*TASK DIRECTIONS*:
Gather every line of the entries that includes the word "время".

*INPUT ROWS*:
□ □ □ □

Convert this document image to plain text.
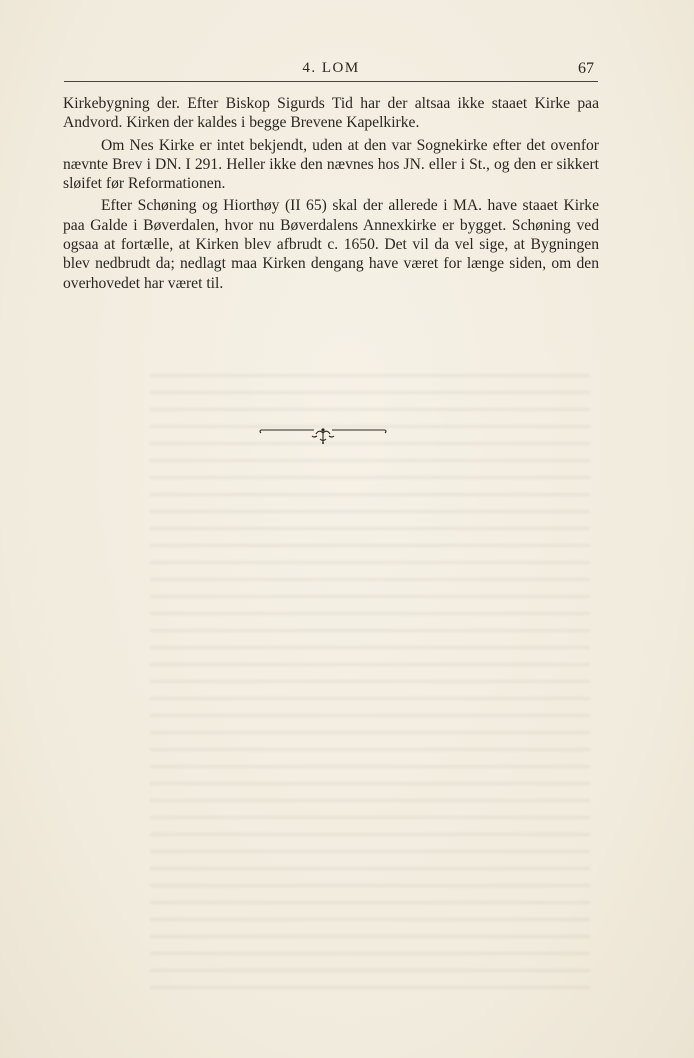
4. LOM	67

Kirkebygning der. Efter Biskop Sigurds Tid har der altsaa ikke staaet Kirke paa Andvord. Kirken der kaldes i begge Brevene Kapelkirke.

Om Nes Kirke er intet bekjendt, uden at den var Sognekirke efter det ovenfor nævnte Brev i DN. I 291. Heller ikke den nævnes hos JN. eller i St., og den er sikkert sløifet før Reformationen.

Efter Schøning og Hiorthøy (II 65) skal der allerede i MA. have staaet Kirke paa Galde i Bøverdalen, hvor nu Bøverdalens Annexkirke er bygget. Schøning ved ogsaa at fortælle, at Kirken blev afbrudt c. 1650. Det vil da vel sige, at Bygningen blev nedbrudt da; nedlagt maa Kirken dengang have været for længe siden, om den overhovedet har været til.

□ □ □ □

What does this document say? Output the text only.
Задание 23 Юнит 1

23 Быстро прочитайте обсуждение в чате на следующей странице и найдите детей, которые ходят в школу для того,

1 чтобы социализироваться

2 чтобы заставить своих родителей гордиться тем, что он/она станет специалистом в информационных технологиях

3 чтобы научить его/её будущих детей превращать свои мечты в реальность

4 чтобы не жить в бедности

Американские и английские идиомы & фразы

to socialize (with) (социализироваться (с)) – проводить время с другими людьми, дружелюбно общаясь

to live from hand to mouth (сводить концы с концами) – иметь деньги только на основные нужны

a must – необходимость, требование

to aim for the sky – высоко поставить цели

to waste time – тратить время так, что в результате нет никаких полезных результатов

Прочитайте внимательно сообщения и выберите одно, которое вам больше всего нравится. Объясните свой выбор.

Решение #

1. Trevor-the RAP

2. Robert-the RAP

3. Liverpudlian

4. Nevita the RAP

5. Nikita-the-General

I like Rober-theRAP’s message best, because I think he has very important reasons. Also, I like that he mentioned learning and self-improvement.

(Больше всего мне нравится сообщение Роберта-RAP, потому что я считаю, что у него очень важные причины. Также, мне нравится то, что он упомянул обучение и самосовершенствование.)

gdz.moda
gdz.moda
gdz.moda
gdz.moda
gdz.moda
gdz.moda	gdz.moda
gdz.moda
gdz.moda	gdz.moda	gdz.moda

□ □ □ □

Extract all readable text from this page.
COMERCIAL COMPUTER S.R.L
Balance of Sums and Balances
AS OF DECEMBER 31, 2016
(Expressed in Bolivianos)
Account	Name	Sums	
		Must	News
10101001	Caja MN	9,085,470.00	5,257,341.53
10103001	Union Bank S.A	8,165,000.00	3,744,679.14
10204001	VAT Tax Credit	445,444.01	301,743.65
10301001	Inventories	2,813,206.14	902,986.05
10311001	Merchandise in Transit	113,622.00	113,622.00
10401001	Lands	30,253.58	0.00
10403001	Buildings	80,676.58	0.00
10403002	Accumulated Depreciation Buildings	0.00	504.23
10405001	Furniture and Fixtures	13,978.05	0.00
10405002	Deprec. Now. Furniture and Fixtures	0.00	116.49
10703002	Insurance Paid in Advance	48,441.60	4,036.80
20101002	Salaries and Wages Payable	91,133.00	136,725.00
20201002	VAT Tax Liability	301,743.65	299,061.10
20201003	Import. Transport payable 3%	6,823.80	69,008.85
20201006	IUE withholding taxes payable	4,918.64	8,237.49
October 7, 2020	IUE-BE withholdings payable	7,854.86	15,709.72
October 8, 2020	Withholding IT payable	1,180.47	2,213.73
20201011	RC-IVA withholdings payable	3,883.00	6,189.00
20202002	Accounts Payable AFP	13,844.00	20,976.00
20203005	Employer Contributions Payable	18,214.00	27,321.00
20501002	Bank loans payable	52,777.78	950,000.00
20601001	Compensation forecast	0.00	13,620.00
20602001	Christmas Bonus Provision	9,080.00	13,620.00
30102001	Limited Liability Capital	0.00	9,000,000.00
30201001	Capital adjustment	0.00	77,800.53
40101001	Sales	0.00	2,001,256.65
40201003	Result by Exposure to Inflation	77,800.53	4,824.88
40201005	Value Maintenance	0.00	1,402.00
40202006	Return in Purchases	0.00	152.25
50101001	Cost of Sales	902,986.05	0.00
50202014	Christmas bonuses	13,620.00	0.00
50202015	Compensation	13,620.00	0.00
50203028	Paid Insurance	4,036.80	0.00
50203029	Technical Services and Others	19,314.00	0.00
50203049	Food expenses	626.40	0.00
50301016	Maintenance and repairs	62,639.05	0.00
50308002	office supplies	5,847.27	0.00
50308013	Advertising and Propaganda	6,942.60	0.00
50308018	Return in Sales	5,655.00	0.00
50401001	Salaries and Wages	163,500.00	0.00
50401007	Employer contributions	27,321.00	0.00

□ □ □ □

*OUTPUT BELOW*:
to socialize (with) (социализироваться (с)) – проводить время с другими людьми, дружелюбно общаясь
to waste time – тратить время так, что в результате нет никаких полезных результатов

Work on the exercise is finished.